** BEGIN INFORMATION SHOWN **

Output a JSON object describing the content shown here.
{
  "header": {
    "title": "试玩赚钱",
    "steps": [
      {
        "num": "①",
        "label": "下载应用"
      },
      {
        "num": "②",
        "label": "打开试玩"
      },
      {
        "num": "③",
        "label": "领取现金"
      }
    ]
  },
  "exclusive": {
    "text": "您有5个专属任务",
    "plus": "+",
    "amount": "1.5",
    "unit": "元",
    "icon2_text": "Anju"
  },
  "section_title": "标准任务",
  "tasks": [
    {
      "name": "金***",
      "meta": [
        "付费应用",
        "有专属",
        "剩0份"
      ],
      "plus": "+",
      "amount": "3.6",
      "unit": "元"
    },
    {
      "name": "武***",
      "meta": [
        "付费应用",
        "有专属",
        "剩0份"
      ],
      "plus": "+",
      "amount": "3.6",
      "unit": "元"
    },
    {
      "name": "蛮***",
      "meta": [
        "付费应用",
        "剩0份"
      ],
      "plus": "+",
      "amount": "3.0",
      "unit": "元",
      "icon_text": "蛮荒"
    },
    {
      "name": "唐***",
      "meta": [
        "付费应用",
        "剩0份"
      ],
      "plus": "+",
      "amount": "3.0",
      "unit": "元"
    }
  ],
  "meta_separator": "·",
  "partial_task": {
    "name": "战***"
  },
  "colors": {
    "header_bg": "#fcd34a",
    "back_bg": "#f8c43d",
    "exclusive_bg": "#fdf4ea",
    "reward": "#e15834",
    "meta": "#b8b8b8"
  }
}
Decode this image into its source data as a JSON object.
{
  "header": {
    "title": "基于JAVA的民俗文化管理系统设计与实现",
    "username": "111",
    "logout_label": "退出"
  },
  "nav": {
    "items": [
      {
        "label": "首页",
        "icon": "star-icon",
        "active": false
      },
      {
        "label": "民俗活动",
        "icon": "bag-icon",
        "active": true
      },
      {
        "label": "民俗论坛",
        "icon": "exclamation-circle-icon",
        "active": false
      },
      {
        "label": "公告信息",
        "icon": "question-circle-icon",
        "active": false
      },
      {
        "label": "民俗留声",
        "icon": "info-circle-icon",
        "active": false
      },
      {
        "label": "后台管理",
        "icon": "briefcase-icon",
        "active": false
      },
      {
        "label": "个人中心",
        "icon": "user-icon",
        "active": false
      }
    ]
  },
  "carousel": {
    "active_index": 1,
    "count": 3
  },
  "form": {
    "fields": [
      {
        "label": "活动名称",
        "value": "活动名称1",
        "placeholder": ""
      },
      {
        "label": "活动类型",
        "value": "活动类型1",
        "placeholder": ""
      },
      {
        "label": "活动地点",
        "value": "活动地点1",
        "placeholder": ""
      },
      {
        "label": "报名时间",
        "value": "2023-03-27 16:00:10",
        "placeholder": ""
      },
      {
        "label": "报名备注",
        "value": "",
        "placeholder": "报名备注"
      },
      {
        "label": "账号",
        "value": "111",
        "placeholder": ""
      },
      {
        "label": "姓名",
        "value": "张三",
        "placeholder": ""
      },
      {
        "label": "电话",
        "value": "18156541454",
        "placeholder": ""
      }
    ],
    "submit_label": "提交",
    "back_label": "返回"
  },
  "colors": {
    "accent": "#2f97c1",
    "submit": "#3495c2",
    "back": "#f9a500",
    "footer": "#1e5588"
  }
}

** END INFORMATION SHOWN **

Print out every entry, keeping each one exact.

Output a JSON object describing the content shown here.
{
  "header": {
    "title": "试玩赚钱",
    "steps": [
      {
        "num": "①",
        "label": "下载应用"
      },
      {
        "num": "②",
        "label": "打开试玩"
      },
      {
        "num": "③",
        "label": "领取现金"
      }
    ]
  },
  "exclusive": {
    "text": "您有5个专属任务",
    "plus": "+",
    "amount": "1.5",
    "unit": "元",
    "icon2_text": "Anju"
  },
  "section_title": "标准任务",
  "tasks": [
    {
      "name": "金***",
      "meta": [
        "付费应用",
        "有专属",
        "剩0份"
      ],
      "plus": "+",
      "amount": "3.6",
      "unit": "元"
    },
    {
      "name": "武***",
      "meta": [
        "付费应用",
        "有专属",
        "剩0份"
      ],
      "plus": "+",
      "amount": "3.6",
      "unit": "元"
    },
    {
      "name": "蛮***",
      "meta": [
        "付费应用",
        "剩0份"
      ],
      "plus": "+",
      "amount": "3.0",
      "unit": "元",
      "icon_text": "蛮荒"
    },
    {
      "name": "唐***",
      "meta": [
        "付费应用",
        "剩0份"
      ],
      "plus": "+",
      "amount": "3.0",
      "unit": "元"
    }
  ],
  "meta_separator": "·",
  "partial_task": {
    "name": "战***"
  },
  "colors": {
    "header_bg": "#fcd34a",
    "back_bg": "#f8c43d",
    "exclusive_bg": "#fdf4ea",
    "reward": "#e15834",
    "meta": "#b8b8b8"
  }
}
Decode this image into its source data as a JSON object.
{
  "header": {
    "title": "基于JAVA的民俗文化管理系统设计与实现",
    "username": "111",
    "logout_label": "退出"
  },
  "nav": {
    "items": [
      {
        "label": "首页",
        "icon": "star-icon",
        "active": false
      },
      {
        "label": "民俗活动",
        "icon": "bag-icon",
        "active": true
      },
      {
        "label": "民俗论坛",
        "icon": "exclamation-circle-icon",
        "active": false
      },
      {
        "label": "公告信息",
        "icon": "question-circle-icon",
        "active": false
      },
      {
        "label": "民俗留声",
        "icon": "info-circle-icon",
        "active": false
      },
      {
        "label": "后台管理",
        "icon": "briefcase-icon",
        "active": false
      },
      {
        "label": "个人中心",
        "icon": "user-icon",
        "active": false
      }
    ]
  },
  "carousel": {
    "active_index": 1,
    "count": 3
  },
  "form": {
    "fields": [
      {
        "label": "活动名称",
        "value": "活动名称1",
        "placeholder": ""
      },
      {
        "label": "活动类型",
        "value": "活动类型1",
        "placeholder": ""
      },
      {
        "label": "活动地点",
        "value": "活动地点1",
        "placeholder": ""
      },
      {
        "label": "报名时间",
        "value": "2023-03-27 16:00:10",
        "placeholder": ""
      },
      {
        "label": "报名备注",
        "value": "",
        "placeholder": "报名备注"
      },
      {
        "label": "账号",
        "value": "111",
        "placeholder": ""
      },
      {
        "label": "姓名",
        "value": "张三",
        "placeholder": ""
      },
      {
        "label": "电话",
        "value": "18156541454",
        "placeholder": ""
      }
    ],
    "submit_label": "提交",
    "back_label": "返回"
  },
  "colors": {
    "accent": "#2f97c1",
    "submit": "#3495c2",
    "back": "#f9a500",
    "footer": "#1e5588"
  }
}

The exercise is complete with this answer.